** begin **
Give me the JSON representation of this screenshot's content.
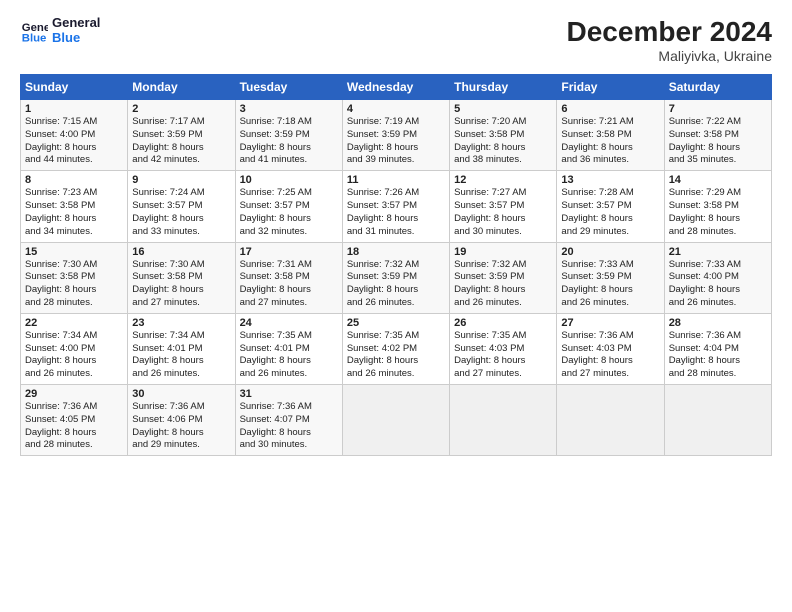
{
  "header": {
    "logo_line1": "General",
    "logo_line2": "Blue",
    "title": "December 2024",
    "subtitle": "Maliyivka, Ukraine"
  },
  "days_of_week": [
    "Sunday",
    "Monday",
    "Tuesday",
    "Wednesday",
    "Thursday",
    "Friday",
    "Saturday"
  ],
  "weeks": [
    [
      {
        "day": "1",
        "info": "Sunrise: 7:15 AM\nSunset: 4:00 PM\nDaylight: 8 hours\nand 44 minutes."
      },
      {
        "day": "2",
        "info": "Sunrise: 7:17 AM\nSunset: 3:59 PM\nDaylight: 8 hours\nand 42 minutes."
      },
      {
        "day": "3",
        "info": "Sunrise: 7:18 AM\nSunset: 3:59 PM\nDaylight: 8 hours\nand 41 minutes."
      },
      {
        "day": "4",
        "info": "Sunrise: 7:19 AM\nSunset: 3:59 PM\nDaylight: 8 hours\nand 39 minutes."
      },
      {
        "day": "5",
        "info": "Sunrise: 7:20 AM\nSunset: 3:58 PM\nDaylight: 8 hours\nand 38 minutes."
      },
      {
        "day": "6",
        "info": "Sunrise: 7:21 AM\nSunset: 3:58 PM\nDaylight: 8 hours\nand 36 minutes."
      },
      {
        "day": "7",
        "info": "Sunrise: 7:22 AM\nSunset: 3:58 PM\nDaylight: 8 hours\nand 35 minutes."
      }
    ],
    [
      {
        "day": "8",
        "info": "Sunrise: 7:23 AM\nSunset: 3:58 PM\nDaylight: 8 hours\nand 34 minutes."
      },
      {
        "day": "9",
        "info": "Sunrise: 7:24 AM\nSunset: 3:57 PM\nDaylight: 8 hours\nand 33 minutes."
      },
      {
        "day": "10",
        "info": "Sunrise: 7:25 AM\nSunset: 3:57 PM\nDaylight: 8 hours\nand 32 minutes."
      },
      {
        "day": "11",
        "info": "Sunrise: 7:26 AM\nSunset: 3:57 PM\nDaylight: 8 hours\nand 31 minutes."
      },
      {
        "day": "12",
        "info": "Sunrise: 7:27 AM\nSunset: 3:57 PM\nDaylight: 8 hours\nand 30 minutes."
      },
      {
        "day": "13",
        "info": "Sunrise: 7:28 AM\nSunset: 3:57 PM\nDaylight: 8 hours\nand 29 minutes."
      },
      {
        "day": "14",
        "info": "Sunrise: 7:29 AM\nSunset: 3:58 PM\nDaylight: 8 hours\nand 28 minutes."
      }
    ],
    [
      {
        "day": "15",
        "info": "Sunrise: 7:30 AM\nSunset: 3:58 PM\nDaylight: 8 hours\nand 28 minutes."
      },
      {
        "day": "16",
        "info": "Sunrise: 7:30 AM\nSunset: 3:58 PM\nDaylight: 8 hours\nand 27 minutes."
      },
      {
        "day": "17",
        "info": "Sunrise: 7:31 AM\nSunset: 3:58 PM\nDaylight: 8 hours\nand 27 minutes."
      },
      {
        "day": "18",
        "info": "Sunrise: 7:32 AM\nSunset: 3:59 PM\nDaylight: 8 hours\nand 26 minutes."
      },
      {
        "day": "19",
        "info": "Sunrise: 7:32 AM\nSunset: 3:59 PM\nDaylight: 8 hours\nand 26 minutes."
      },
      {
        "day": "20",
        "info": "Sunrise: 7:33 AM\nSunset: 3:59 PM\nDaylight: 8 hours\nand 26 minutes."
      },
      {
        "day": "21",
        "info": "Sunrise: 7:33 AM\nSunset: 4:00 PM\nDaylight: 8 hours\nand 26 minutes."
      }
    ],
    [
      {
        "day": "22",
        "info": "Sunrise: 7:34 AM\nSunset: 4:00 PM\nDaylight: 8 hours\nand 26 minutes."
      },
      {
        "day": "23",
        "info": "Sunrise: 7:34 AM\nSunset: 4:01 PM\nDaylight: 8 hours\nand 26 minutes."
      },
      {
        "day": "24",
        "info": "Sunrise: 7:35 AM\nSunset: 4:01 PM\nDaylight: 8 hours\nand 26 minutes."
      },
      {
        "day": "25",
        "info": "Sunrise: 7:35 AM\nSunset: 4:02 PM\nDaylight: 8 hours\nand 26 minutes."
      },
      {
        "day": "26",
        "info": "Sunrise: 7:35 AM\nSunset: 4:03 PM\nDaylight: 8 hours\nand 27 minutes."
      },
      {
        "day": "27",
        "info": "Sunrise: 7:36 AM\nSunset: 4:03 PM\nDaylight: 8 hours\nand 27 minutes."
      },
      {
        "day": "28",
        "info": "Sunrise: 7:36 AM\nSunset: 4:04 PM\nDaylight: 8 hours\nand 28 minutes."
      }
    ],
    [
      {
        "day": "29",
        "info": "Sunrise: 7:36 AM\nSunset: 4:05 PM\nDaylight: 8 hours\nand 28 minutes."
      },
      {
        "day": "30",
        "info": "Sunrise: 7:36 AM\nSunset: 4:06 PM\nDaylight: 8 hours\nand 29 minutes."
      },
      {
        "day": "31",
        "info": "Sunrise: 7:36 AM\nSunset: 4:07 PM\nDaylight: 8 hours\nand 30 minutes."
      },
      {
        "day": "",
        "info": ""
      },
      {
        "day": "",
        "info": ""
      },
      {
        "day": "",
        "info": ""
      },
      {
        "day": "",
        "info": ""
      }
    ]
  ]
}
** end **
▶ _TASK TO CARRY OUT_
Without the pictures, print the whole listing exactly as given.

▶ _REPLY_
Give me the JSON representation of this screenshot's content.
{
  "header": {
    "logo_line1": "General",
    "logo_line2": "Blue",
    "title": "December 2024",
    "subtitle": "Maliyivka, Ukraine"
  },
  "days_of_week": [
    "Sunday",
    "Monday",
    "Tuesday",
    "Wednesday",
    "Thursday",
    "Friday",
    "Saturday"
  ],
  "weeks": [
    [
      {
        "day": "1",
        "info": "Sunrise: 7:15 AM\nSunset: 4:00 PM\nDaylight: 8 hours\nand 44 minutes."
      },
      {
        "day": "2",
        "info": "Sunrise: 7:17 AM\nSunset: 3:59 PM\nDaylight: 8 hours\nand 42 minutes."
      },
      {
        "day": "3",
        "info": "Sunrise: 7:18 AM\nSunset: 3:59 PM\nDaylight: 8 hours\nand 41 minutes."
      },
      {
        "day": "4",
        "info": "Sunrise: 7:19 AM\nSunset: 3:59 PM\nDaylight: 8 hours\nand 39 minutes."
      },
      {
        "day": "5",
        "info": "Sunrise: 7:20 AM\nSunset: 3:58 PM\nDaylight: 8 hours\nand 38 minutes."
      },
      {
        "day": "6",
        "info": "Sunrise: 7:21 AM\nSunset: 3:58 PM\nDaylight: 8 hours\nand 36 minutes."
      },
      {
        "day": "7",
        "info": "Sunrise: 7:22 AM\nSunset: 3:58 PM\nDaylight: 8 hours\nand 35 minutes."
      }
    ],
    [
      {
        "day": "8",
        "info": "Sunrise: 7:23 AM\nSunset: 3:58 PM\nDaylight: 8 hours\nand 34 minutes."
      },
      {
        "day": "9",
        "info": "Sunrise: 7:24 AM\nSunset: 3:57 PM\nDaylight: 8 hours\nand 33 minutes."
      },
      {
        "day": "10",
        "info": "Sunrise: 7:25 AM\nSunset: 3:57 PM\nDaylight: 8 hours\nand 32 minutes."
      },
      {
        "day": "11",
        "info": "Sunrise: 7:26 AM\nSunset: 3:57 PM\nDaylight: 8 hours\nand 31 minutes."
      },
      {
        "day": "12",
        "info": "Sunrise: 7:27 AM\nSunset: 3:57 PM\nDaylight: 8 hours\nand 30 minutes."
      },
      {
        "day": "13",
        "info": "Sunrise: 7:28 AM\nSunset: 3:57 PM\nDaylight: 8 hours\nand 29 minutes."
      },
      {
        "day": "14",
        "info": "Sunrise: 7:29 AM\nSunset: 3:58 PM\nDaylight: 8 hours\nand 28 minutes."
      }
    ],
    [
      {
        "day": "15",
        "info": "Sunrise: 7:30 AM\nSunset: 3:58 PM\nDaylight: 8 hours\nand 28 minutes."
      },
      {
        "day": "16",
        "info": "Sunrise: 7:30 AM\nSunset: 3:58 PM\nDaylight: 8 hours\nand 27 minutes."
      },
      {
        "day": "17",
        "info": "Sunrise: 7:31 AM\nSunset: 3:58 PM\nDaylight: 8 hours\nand 27 minutes."
      },
      {
        "day": "18",
        "info": "Sunrise: 7:32 AM\nSunset: 3:59 PM\nDaylight: 8 hours\nand 26 minutes."
      },
      {
        "day": "19",
        "info": "Sunrise: 7:32 AM\nSunset: 3:59 PM\nDaylight: 8 hours\nand 26 minutes."
      },
      {
        "day": "20",
        "info": "Sunrise: 7:33 AM\nSunset: 3:59 PM\nDaylight: 8 hours\nand 26 minutes."
      },
      {
        "day": "21",
        "info": "Sunrise: 7:33 AM\nSunset: 4:00 PM\nDaylight: 8 hours\nand 26 minutes."
      }
    ],
    [
      {
        "day": "22",
        "info": "Sunrise: 7:34 AM\nSunset: 4:00 PM\nDaylight: 8 hours\nand 26 minutes."
      },
      {
        "day": "23",
        "info": "Sunrise: 7:34 AM\nSunset: 4:01 PM\nDaylight: 8 hours\nand 26 minutes."
      },
      {
        "day": "24",
        "info": "Sunrise: 7:35 AM\nSunset: 4:01 PM\nDaylight: 8 hours\nand 26 minutes."
      },
      {
        "day": "25",
        "info": "Sunrise: 7:35 AM\nSunset: 4:02 PM\nDaylight: 8 hours\nand 26 minutes."
      },
      {
        "day": "26",
        "info": "Sunrise: 7:35 AM\nSunset: 4:03 PM\nDaylight: 8 hours\nand 27 minutes."
      },
      {
        "day": "27",
        "info": "Sunrise: 7:36 AM\nSunset: 4:03 PM\nDaylight: 8 hours\nand 27 minutes."
      },
      {
        "day": "28",
        "info": "Sunrise: 7:36 AM\nSunset: 4:04 PM\nDaylight: 8 hours\nand 28 minutes."
      }
    ],
    [
      {
        "day": "29",
        "info": "Sunrise: 7:36 AM\nSunset: 4:05 PM\nDaylight: 8 hours\nand 28 minutes."
      },
      {
        "day": "30",
        "info": "Sunrise: 7:36 AM\nSunset: 4:06 PM\nDaylight: 8 hours\nand 29 minutes."
      },
      {
        "day": "31",
        "info": "Sunrise: 7:36 AM\nSunset: 4:07 PM\nDaylight: 8 hours\nand 30 minutes."
      },
      {
        "day": "",
        "info": ""
      },
      {
        "day": "",
        "info": ""
      },
      {
        "day": "",
        "info": ""
      },
      {
        "day": "",
        "info": ""
      }
    ]
  ]
}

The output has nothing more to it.